◆ Provided information:
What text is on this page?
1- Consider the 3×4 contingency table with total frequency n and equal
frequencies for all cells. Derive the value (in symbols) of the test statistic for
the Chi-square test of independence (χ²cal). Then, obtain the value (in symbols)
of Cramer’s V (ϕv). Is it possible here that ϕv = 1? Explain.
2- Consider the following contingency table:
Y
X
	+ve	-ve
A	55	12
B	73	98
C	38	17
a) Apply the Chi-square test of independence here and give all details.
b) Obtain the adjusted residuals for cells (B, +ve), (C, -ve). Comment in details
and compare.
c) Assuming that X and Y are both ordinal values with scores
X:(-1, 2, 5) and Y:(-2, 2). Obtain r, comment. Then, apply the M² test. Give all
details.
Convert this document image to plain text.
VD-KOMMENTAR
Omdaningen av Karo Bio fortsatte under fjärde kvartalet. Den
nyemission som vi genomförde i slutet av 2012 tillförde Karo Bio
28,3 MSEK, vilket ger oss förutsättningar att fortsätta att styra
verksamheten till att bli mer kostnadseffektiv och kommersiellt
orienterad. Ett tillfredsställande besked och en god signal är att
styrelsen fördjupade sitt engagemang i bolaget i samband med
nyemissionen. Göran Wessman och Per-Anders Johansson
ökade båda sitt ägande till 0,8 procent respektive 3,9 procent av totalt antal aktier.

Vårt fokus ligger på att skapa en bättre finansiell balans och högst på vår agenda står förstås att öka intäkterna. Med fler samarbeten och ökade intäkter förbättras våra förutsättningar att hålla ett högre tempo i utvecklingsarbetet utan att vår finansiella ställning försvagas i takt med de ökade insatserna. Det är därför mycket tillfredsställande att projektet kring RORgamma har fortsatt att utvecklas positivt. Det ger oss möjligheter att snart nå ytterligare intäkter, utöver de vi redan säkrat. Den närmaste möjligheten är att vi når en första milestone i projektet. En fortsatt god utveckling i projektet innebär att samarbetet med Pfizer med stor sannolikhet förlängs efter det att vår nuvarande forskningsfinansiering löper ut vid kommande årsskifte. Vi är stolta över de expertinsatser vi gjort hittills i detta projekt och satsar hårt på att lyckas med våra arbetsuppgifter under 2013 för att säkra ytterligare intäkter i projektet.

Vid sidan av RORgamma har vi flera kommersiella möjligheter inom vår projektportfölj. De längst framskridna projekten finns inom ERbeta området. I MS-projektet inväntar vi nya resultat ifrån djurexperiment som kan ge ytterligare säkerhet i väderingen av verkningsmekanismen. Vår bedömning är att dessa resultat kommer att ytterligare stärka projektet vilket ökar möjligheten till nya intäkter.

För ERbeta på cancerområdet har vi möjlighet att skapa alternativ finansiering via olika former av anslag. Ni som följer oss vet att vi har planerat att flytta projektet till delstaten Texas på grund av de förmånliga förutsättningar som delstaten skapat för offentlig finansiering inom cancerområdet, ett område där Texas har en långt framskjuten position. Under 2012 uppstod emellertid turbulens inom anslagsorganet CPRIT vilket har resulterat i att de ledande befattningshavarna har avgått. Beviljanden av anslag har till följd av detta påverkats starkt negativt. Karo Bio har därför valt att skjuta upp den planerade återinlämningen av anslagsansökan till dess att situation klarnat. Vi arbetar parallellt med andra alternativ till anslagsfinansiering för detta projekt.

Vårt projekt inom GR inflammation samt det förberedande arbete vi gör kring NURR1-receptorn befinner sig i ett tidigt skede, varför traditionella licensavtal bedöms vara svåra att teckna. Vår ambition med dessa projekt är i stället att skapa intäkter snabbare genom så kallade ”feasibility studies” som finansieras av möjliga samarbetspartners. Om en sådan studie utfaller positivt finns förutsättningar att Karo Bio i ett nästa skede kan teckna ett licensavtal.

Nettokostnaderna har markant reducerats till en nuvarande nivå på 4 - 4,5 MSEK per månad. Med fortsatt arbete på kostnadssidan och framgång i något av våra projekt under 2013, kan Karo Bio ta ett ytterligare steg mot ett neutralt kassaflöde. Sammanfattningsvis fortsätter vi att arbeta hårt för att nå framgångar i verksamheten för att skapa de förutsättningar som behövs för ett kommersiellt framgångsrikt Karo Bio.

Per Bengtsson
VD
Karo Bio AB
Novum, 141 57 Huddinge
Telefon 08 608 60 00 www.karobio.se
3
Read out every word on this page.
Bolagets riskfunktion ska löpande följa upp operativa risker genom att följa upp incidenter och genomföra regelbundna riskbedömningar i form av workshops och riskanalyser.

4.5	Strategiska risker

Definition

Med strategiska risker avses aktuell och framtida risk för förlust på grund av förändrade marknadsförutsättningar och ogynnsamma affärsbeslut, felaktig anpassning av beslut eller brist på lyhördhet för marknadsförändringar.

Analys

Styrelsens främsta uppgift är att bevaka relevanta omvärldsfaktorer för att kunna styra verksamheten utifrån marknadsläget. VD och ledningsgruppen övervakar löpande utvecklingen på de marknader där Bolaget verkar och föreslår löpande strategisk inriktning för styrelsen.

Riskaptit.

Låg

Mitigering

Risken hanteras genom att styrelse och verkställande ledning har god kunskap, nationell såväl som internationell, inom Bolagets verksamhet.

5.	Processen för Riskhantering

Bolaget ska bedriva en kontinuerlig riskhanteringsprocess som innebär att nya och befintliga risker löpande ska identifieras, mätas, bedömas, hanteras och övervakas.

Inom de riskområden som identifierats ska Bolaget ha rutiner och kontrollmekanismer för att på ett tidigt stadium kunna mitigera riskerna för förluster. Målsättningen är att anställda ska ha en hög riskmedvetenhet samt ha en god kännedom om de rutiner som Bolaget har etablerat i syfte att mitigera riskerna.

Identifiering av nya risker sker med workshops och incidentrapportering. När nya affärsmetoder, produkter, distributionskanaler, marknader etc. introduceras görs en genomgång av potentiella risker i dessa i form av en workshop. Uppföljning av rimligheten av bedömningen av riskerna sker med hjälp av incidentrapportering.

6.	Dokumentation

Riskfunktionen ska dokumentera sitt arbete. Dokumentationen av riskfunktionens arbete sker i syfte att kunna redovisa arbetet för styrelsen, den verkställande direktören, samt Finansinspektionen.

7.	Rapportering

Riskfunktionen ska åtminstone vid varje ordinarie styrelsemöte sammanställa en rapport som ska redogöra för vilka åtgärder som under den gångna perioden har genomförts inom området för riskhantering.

◆ Task instructions: Tally the lines above that contain the word "tidigt", and reply with only the number.

◆ Answer box: 2